**WRITTEN REQUEST:** Seek out every line containing the word "value", and copy each.

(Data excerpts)
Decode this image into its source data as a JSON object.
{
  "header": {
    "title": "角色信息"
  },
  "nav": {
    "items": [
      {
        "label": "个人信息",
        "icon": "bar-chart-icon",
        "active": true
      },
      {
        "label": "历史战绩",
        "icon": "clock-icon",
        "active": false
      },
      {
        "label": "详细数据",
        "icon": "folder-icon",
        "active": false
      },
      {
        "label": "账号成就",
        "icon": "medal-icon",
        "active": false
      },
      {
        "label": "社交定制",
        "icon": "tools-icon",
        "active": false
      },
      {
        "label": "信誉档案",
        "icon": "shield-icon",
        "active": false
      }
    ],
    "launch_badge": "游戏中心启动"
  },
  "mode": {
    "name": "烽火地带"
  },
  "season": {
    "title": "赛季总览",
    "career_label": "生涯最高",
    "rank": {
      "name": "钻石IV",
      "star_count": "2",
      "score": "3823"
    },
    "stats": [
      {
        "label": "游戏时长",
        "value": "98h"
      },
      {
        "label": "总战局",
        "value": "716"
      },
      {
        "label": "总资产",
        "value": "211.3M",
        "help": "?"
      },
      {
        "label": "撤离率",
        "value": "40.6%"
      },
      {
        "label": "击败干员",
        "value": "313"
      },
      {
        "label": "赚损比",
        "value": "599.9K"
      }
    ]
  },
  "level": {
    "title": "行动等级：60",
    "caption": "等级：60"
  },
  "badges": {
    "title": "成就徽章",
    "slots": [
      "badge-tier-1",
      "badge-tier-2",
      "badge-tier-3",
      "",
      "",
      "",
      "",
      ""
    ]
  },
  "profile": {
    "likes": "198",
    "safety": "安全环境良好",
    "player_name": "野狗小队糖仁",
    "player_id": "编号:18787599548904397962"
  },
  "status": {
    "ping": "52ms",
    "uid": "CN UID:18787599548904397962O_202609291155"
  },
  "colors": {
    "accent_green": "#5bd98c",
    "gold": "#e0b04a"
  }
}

**ANSWER BELOW:**
        "value": "98h"
        "value": "716"
        "value": "211.3M",
        "value": "40.6%"
        "value": "313"
        "value": "599.9K"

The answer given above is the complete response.